> **EXERCISE**
Seek out every line containing the word "plus", and copy each.
:: DATA EXTRACT
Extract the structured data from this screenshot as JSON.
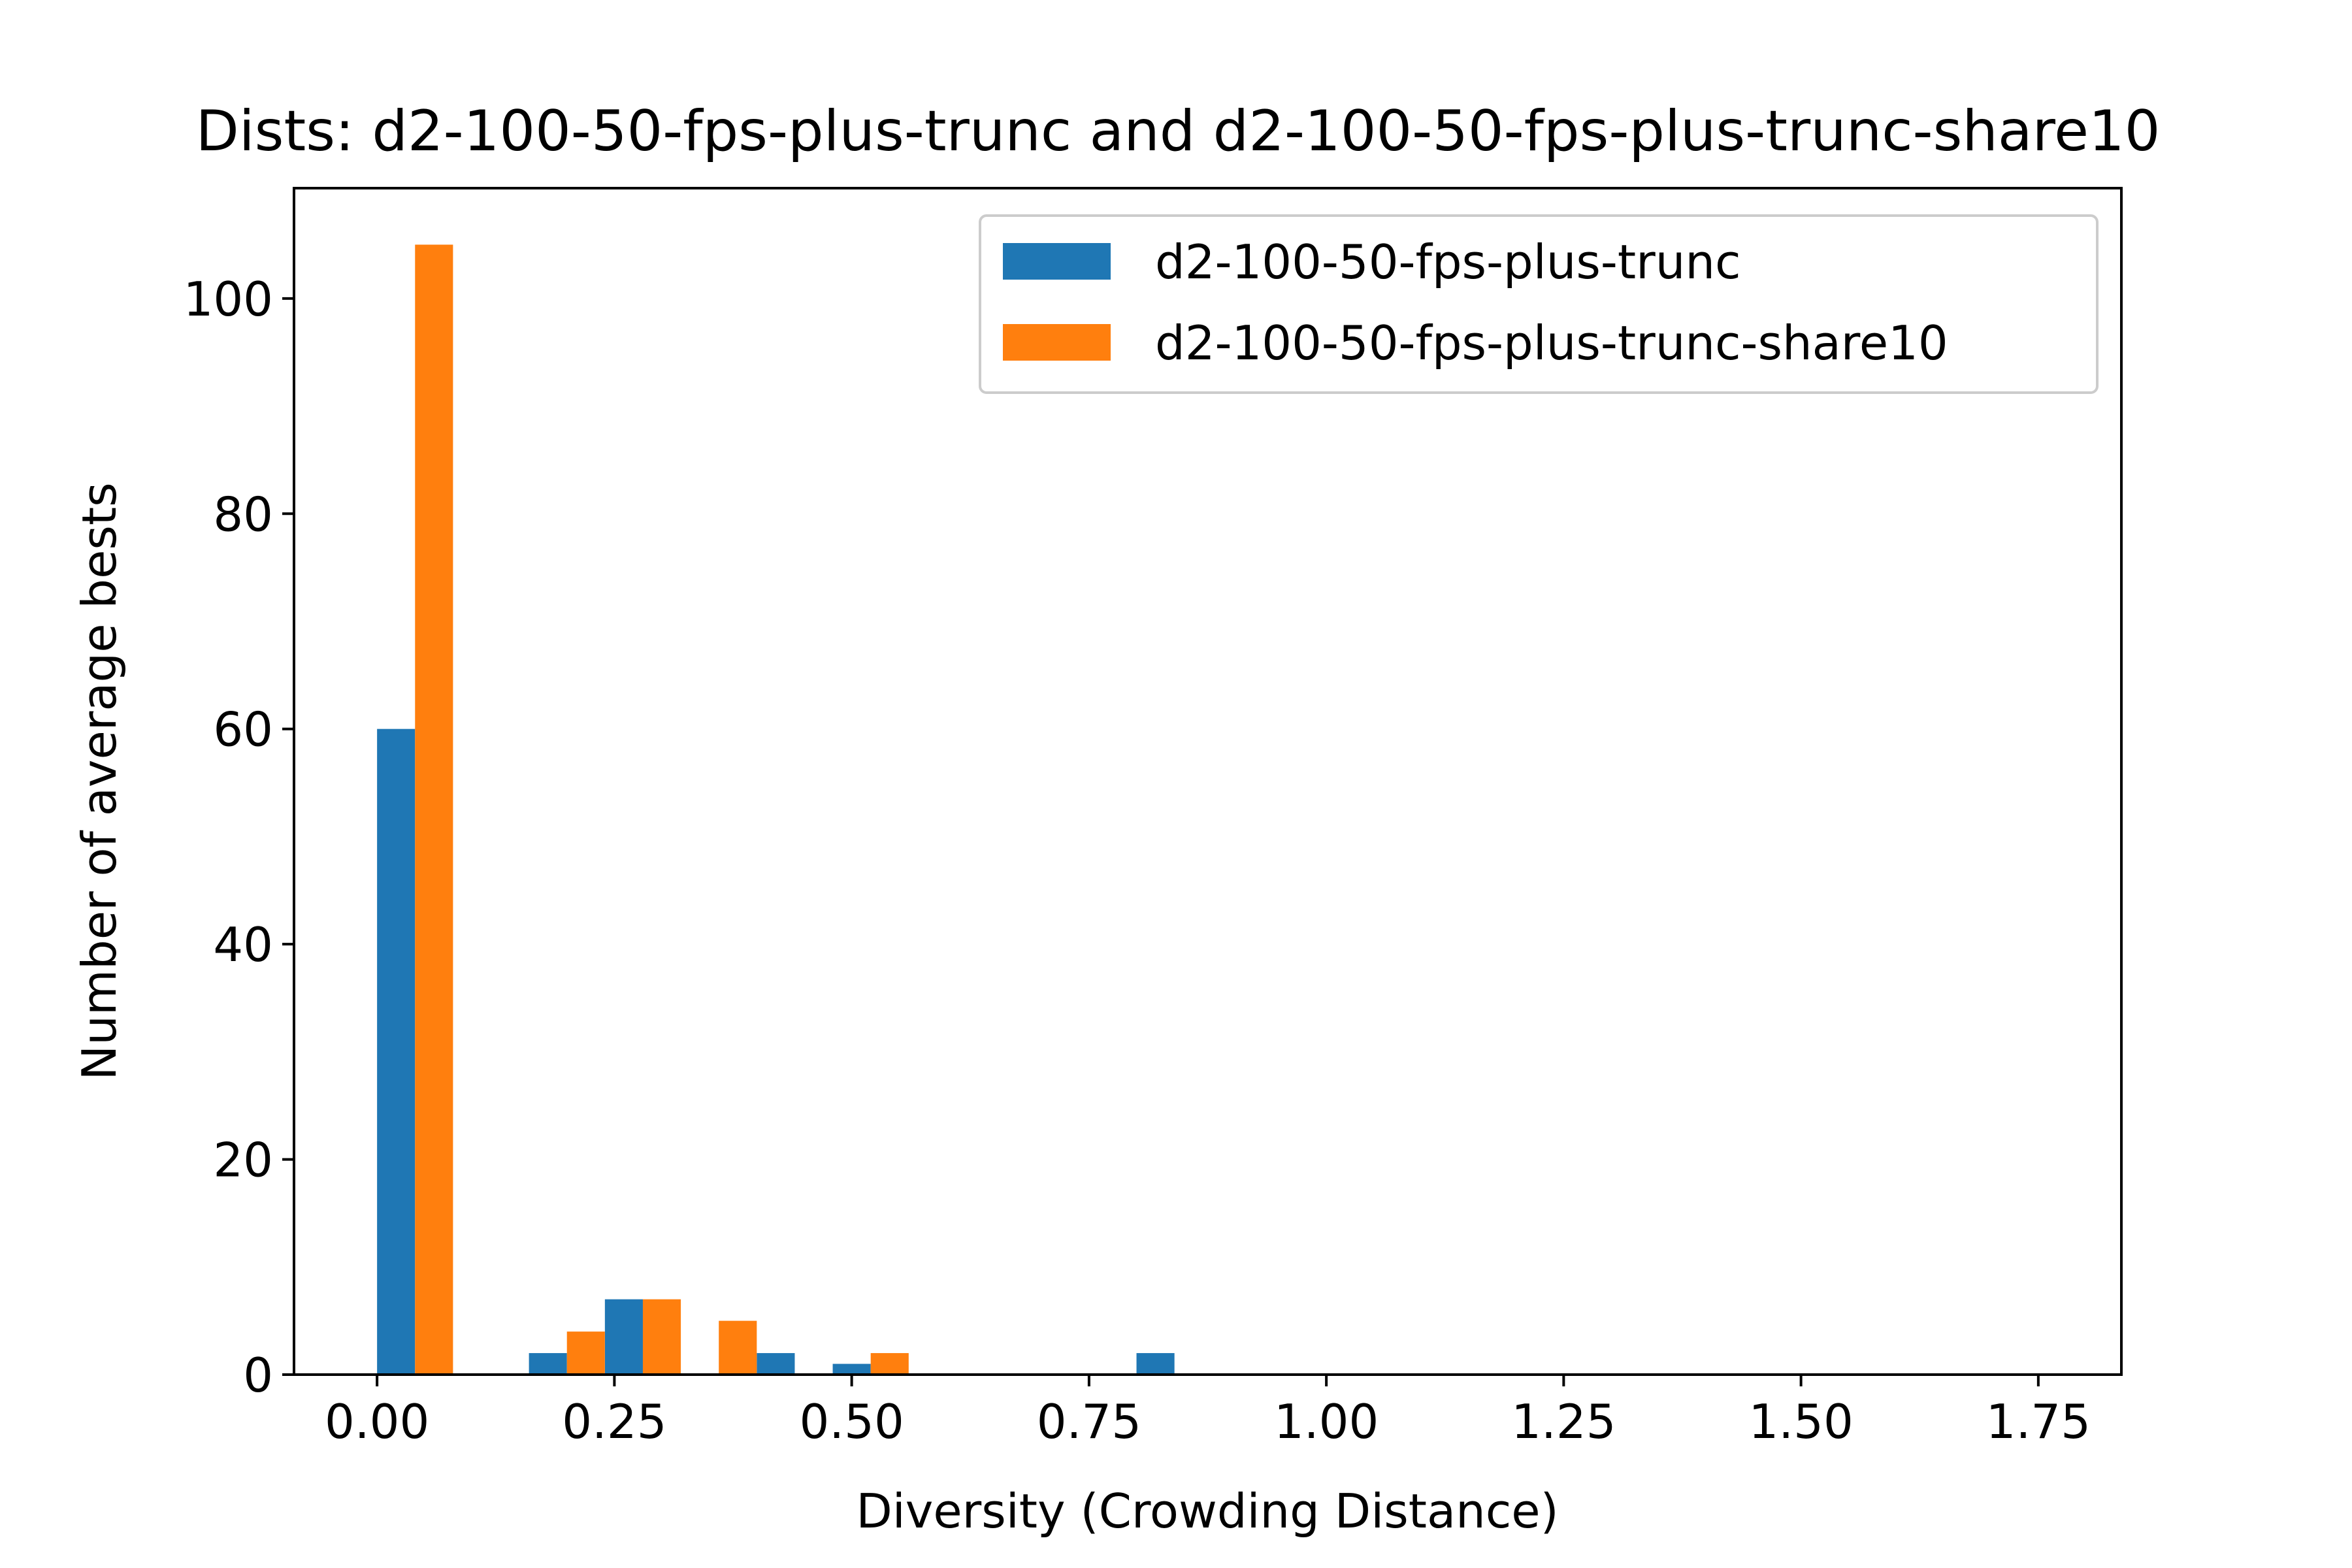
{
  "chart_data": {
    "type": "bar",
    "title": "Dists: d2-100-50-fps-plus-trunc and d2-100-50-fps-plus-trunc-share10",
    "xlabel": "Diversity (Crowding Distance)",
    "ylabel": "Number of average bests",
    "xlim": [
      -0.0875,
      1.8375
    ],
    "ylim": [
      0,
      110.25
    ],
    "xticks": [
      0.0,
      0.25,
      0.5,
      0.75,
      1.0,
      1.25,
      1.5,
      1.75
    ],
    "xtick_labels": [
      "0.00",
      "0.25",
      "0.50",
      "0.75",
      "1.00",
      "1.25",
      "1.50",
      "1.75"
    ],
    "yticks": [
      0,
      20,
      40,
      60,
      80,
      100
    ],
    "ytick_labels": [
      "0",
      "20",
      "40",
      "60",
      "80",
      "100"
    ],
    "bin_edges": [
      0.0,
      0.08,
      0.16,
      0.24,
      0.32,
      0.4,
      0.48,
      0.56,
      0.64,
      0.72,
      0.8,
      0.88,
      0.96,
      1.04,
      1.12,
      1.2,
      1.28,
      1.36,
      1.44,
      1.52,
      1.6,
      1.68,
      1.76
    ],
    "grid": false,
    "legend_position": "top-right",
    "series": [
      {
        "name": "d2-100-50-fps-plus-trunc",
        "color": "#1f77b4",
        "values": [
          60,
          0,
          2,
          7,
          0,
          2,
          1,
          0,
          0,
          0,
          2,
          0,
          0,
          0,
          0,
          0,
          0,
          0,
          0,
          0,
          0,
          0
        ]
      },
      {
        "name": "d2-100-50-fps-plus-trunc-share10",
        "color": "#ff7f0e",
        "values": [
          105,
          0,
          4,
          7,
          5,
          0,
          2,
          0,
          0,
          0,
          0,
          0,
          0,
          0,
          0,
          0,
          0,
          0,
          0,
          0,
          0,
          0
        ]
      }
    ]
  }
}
::::
:: DATA EXTRACT
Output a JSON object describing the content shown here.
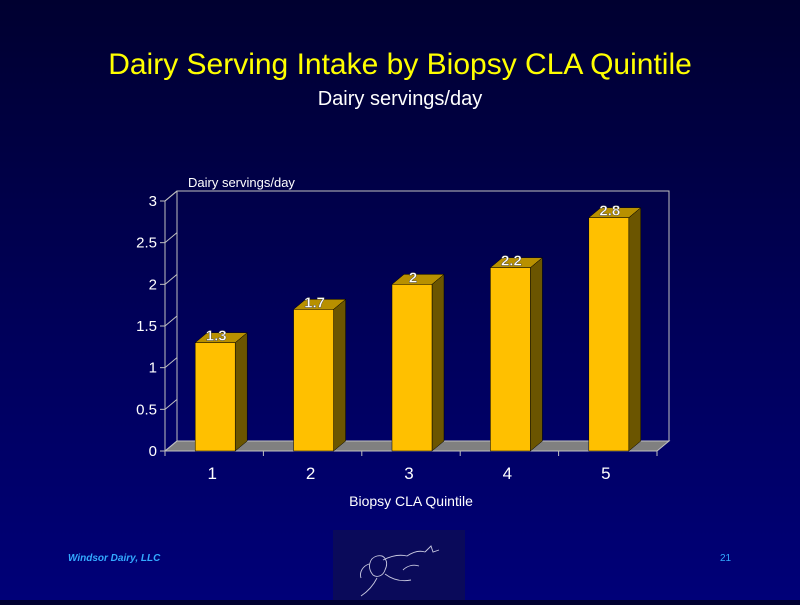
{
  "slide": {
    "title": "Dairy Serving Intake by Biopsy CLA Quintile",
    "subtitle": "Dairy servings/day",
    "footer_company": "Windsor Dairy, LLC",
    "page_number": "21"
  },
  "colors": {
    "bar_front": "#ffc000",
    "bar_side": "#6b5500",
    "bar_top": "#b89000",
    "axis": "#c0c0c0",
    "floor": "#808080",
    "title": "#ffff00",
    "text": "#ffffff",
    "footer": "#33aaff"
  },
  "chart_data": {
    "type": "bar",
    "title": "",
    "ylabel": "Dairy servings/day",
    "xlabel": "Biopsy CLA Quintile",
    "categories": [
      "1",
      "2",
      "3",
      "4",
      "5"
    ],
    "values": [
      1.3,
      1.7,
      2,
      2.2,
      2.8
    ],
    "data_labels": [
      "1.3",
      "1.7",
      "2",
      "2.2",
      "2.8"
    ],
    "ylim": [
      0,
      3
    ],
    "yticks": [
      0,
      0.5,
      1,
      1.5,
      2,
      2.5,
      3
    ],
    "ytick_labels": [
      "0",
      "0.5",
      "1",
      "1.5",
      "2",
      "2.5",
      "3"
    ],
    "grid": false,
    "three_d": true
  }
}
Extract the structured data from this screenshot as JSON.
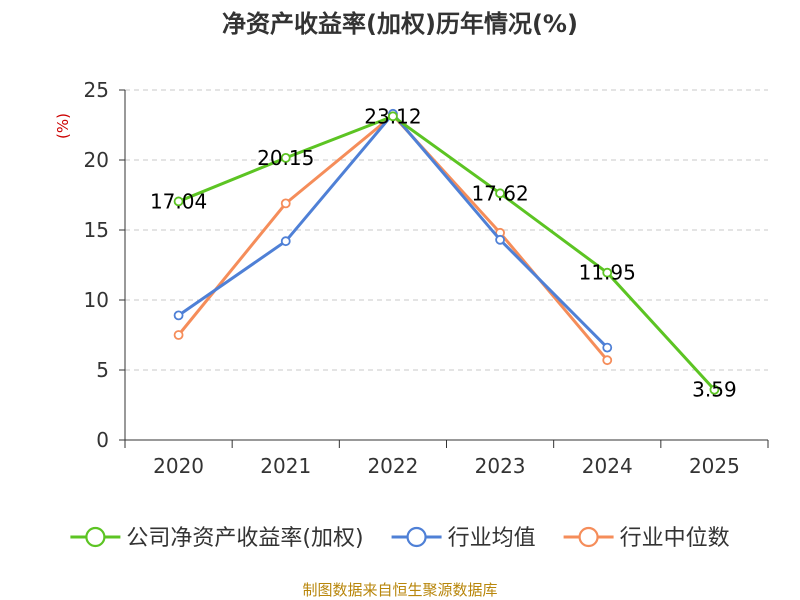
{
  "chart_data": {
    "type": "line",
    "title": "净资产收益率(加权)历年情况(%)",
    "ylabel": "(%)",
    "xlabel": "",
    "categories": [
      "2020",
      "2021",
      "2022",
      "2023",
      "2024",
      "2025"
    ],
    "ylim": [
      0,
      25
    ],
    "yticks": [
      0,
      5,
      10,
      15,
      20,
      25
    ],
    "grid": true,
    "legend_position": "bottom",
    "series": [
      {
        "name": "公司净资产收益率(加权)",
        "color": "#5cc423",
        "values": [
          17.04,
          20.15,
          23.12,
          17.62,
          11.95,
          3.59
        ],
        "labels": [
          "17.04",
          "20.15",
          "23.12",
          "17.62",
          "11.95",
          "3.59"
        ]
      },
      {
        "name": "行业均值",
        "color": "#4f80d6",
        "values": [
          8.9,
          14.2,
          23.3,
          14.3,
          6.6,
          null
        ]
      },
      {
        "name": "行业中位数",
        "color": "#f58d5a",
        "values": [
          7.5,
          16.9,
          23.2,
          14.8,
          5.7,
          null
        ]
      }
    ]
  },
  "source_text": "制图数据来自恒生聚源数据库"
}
::::
> **REPLY TO THE EXERCISE**
    "title": "Dists: d2-100-50-fps-plus-trunc and d2-100-50-fps-plus-trunc-share10",
        "name": "d2-100-50-fps-plus-trunc",
        "name": "d2-100-50-fps-plus-trunc-share10",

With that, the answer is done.